▶ **EXERCISE DIRECTIONS**
Exactly the lines from the one with "Convert this screenshot" through the one with "Parse this screenshot: output" should be returned, both ends included and nothing else. Omit any pictures.

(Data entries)
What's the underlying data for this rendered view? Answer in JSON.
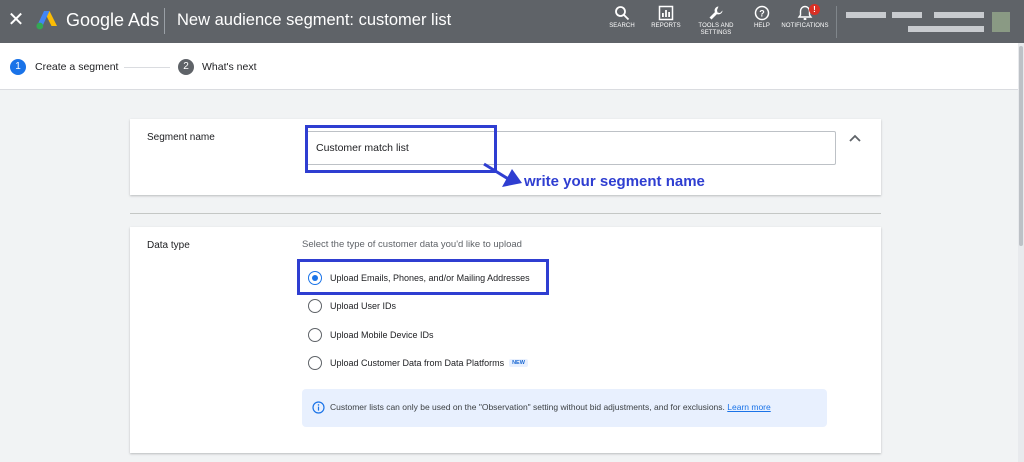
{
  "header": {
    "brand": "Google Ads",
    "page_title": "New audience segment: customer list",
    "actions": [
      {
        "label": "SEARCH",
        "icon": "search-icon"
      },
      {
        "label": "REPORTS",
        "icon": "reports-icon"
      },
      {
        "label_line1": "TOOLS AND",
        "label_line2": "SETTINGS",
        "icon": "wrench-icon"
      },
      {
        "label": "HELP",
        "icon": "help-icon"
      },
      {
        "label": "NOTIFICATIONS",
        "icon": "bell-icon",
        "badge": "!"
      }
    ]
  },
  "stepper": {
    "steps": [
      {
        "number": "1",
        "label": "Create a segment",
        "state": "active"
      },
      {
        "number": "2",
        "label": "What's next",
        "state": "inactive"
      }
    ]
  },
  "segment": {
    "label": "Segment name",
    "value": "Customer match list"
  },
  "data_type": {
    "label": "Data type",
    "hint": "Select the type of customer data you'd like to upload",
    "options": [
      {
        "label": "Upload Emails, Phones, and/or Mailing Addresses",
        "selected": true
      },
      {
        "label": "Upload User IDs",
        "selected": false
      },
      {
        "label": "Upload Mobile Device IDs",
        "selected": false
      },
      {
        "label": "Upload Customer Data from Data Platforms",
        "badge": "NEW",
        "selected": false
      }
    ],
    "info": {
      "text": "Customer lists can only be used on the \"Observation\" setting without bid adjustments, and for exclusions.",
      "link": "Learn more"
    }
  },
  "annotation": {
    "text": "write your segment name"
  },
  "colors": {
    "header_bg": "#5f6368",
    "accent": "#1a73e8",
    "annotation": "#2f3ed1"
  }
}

---

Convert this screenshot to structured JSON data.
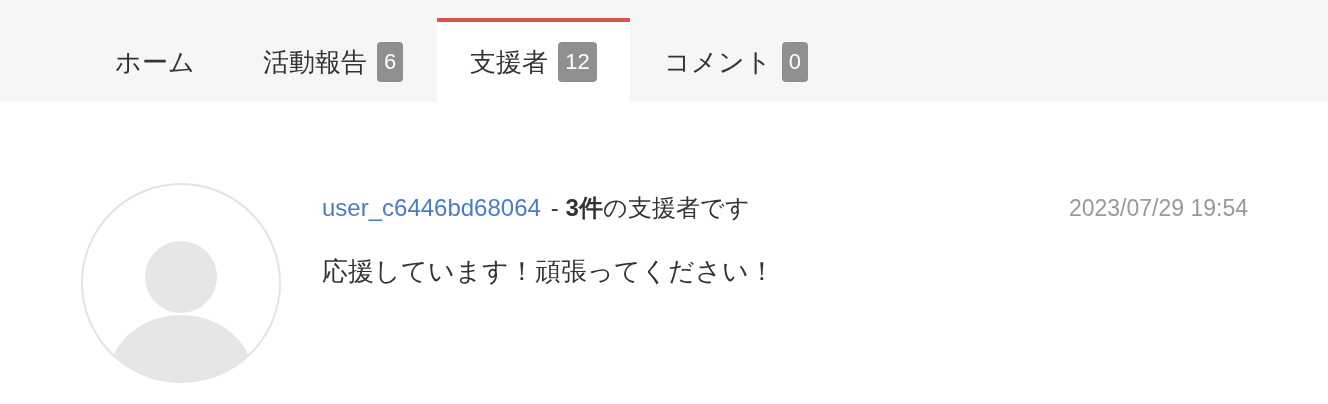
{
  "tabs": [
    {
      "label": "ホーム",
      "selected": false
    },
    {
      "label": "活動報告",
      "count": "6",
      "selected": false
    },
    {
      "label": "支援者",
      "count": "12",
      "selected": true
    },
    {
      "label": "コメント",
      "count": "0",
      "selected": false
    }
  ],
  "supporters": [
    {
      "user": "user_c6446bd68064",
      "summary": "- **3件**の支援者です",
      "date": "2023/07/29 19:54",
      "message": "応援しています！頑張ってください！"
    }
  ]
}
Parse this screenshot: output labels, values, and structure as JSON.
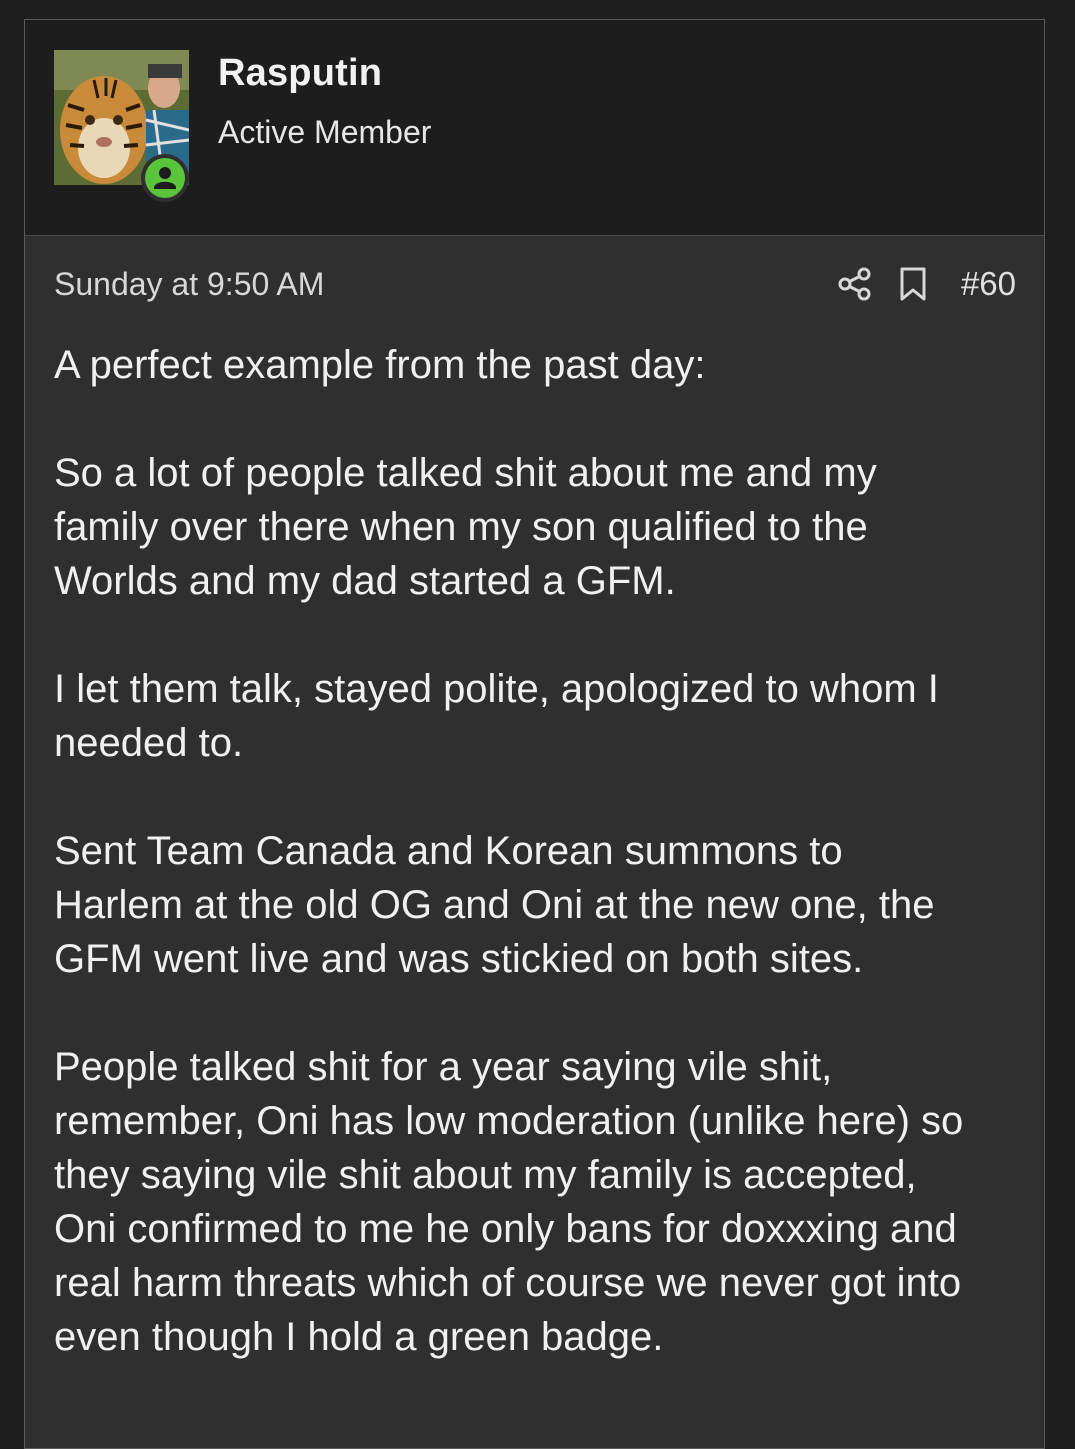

▶ **WRITTEN RESPONSE**
Convert this screenshot to structured JSON data.
{
  "tabs": [
    {
      "label": "ホーム",
      "selected": false
    },
    {
      "label": "活動報告",
      "count": "6",
      "selected": false
    },
    {
      "label": "支援者",
      "count": "12",
      "selected": true
    },
    {
      "label": "コメント",
      "count": "0",
      "selected": false
    }
  ],
  "supporters": [
    {
      "user": "user_c6446bd68064",
      "summary": "- **3件**の支援者です",
      "date": "2023/07/29 19:54",
      "message": "応援しています！頑張ってください！"
    }
  ]
}
Parse this screenshot: output labels, values, and structure as JSON.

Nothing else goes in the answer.